| AIM OF THE TASK |
Below are some records. Say how many of their lines contain the string "title", and give nothing but the number.

---+---

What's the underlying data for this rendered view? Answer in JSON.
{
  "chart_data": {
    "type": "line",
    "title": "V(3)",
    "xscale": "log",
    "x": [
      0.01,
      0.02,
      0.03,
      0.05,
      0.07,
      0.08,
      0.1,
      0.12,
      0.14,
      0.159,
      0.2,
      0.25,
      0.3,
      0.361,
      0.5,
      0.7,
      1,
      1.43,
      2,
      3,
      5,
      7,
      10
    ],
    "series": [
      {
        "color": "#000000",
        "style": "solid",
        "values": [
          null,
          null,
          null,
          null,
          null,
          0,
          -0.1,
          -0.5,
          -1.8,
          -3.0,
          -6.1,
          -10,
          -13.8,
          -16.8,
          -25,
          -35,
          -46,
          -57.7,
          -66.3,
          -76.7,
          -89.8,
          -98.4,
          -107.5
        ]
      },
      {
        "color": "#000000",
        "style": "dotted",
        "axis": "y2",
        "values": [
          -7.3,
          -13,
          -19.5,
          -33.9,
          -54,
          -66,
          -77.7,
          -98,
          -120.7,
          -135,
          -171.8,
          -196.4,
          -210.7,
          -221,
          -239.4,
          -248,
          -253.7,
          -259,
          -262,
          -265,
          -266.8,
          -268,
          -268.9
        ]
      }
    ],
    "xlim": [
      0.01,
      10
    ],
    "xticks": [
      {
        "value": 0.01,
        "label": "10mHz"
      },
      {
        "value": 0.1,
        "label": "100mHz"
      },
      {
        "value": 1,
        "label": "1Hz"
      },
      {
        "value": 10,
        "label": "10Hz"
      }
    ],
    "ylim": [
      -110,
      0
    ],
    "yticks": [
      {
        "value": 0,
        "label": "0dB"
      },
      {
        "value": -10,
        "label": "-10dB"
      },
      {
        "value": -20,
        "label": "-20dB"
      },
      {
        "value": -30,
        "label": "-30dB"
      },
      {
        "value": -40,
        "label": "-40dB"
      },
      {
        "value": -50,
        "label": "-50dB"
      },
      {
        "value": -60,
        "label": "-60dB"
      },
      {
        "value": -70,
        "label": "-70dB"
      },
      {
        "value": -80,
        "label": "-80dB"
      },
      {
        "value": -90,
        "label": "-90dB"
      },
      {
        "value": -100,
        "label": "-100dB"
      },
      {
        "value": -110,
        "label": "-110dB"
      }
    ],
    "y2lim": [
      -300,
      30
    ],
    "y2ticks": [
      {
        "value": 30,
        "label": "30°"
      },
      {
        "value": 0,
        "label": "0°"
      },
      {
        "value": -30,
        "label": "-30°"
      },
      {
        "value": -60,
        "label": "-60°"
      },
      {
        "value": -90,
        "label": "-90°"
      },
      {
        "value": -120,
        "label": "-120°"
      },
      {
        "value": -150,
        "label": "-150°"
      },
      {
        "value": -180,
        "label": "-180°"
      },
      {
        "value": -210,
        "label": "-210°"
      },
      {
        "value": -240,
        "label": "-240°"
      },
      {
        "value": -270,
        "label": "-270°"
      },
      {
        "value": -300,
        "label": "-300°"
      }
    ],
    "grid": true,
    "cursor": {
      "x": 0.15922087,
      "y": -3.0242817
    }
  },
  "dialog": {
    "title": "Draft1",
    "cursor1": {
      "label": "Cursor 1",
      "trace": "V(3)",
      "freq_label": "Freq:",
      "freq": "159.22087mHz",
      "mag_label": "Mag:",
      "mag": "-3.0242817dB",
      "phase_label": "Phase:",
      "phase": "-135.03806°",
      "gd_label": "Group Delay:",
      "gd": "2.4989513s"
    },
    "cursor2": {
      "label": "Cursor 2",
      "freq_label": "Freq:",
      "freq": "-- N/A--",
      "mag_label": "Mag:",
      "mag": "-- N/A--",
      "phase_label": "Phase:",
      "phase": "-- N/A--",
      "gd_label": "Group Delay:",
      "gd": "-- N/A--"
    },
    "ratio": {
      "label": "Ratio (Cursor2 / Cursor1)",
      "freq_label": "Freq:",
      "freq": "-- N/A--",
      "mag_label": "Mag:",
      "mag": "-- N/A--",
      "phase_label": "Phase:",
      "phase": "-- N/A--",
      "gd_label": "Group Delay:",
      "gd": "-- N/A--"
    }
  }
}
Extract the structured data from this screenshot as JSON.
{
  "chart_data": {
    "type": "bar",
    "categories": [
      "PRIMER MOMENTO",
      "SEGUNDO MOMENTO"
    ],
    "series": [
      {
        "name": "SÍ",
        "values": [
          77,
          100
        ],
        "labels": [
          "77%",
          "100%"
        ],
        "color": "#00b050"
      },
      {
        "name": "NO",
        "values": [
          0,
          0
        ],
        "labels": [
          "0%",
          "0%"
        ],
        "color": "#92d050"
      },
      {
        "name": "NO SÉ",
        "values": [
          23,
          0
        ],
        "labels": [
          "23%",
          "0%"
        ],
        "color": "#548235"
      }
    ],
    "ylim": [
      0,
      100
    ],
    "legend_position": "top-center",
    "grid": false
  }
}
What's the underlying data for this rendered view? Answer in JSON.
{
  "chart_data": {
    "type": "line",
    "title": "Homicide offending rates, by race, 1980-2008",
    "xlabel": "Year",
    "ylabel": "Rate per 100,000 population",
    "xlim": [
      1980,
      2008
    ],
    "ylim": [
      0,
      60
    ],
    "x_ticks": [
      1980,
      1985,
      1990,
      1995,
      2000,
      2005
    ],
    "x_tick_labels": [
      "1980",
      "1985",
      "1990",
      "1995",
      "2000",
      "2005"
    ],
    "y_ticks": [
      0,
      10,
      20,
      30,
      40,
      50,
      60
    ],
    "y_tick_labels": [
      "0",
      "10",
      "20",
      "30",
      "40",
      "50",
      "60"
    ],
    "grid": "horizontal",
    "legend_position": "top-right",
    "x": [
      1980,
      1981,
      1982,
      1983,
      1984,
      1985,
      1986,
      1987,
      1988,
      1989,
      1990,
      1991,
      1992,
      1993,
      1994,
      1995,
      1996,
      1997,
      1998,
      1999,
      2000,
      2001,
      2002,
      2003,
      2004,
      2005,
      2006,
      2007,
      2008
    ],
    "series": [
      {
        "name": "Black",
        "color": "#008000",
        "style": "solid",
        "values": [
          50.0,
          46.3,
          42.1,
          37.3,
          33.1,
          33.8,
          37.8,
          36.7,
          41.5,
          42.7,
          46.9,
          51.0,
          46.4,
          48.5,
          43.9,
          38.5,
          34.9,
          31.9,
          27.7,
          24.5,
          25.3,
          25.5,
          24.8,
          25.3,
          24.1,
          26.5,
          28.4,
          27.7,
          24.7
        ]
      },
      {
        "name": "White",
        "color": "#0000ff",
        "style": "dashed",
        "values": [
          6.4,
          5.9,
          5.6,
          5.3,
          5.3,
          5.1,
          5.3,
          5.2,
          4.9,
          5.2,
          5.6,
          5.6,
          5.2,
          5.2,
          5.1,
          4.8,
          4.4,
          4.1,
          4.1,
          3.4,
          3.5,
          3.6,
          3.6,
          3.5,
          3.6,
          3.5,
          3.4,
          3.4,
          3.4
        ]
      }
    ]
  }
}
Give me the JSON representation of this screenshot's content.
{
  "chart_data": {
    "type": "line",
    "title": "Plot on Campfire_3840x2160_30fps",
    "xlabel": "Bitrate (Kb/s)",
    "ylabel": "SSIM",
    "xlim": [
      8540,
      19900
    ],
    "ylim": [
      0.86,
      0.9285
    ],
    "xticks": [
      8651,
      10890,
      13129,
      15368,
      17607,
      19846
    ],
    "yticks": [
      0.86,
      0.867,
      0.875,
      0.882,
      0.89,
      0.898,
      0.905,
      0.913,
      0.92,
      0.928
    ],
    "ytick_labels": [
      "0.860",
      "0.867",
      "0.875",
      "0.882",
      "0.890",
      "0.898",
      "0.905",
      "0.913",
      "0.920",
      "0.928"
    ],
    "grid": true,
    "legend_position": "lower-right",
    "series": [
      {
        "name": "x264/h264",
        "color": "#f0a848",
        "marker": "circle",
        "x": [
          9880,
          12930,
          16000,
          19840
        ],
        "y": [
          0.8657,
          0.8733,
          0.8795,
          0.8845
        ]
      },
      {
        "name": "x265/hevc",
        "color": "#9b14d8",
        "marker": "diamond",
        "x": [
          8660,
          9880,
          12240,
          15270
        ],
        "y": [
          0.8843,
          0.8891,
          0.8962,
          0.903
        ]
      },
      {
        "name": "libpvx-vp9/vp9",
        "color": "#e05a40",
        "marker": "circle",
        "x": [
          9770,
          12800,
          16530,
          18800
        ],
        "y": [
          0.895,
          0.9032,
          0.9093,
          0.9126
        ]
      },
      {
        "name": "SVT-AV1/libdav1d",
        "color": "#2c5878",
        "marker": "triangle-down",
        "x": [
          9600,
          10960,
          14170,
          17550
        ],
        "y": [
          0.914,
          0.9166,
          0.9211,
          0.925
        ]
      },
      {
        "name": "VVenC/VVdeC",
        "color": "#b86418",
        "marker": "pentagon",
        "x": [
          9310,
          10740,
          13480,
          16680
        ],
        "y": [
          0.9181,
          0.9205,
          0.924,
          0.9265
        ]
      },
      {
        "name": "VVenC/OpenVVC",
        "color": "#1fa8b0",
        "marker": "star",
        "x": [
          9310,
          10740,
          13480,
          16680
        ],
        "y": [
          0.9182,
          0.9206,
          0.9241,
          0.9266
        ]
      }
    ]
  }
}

---+---

| OUTPUT FOR THIS EXERCISE |
4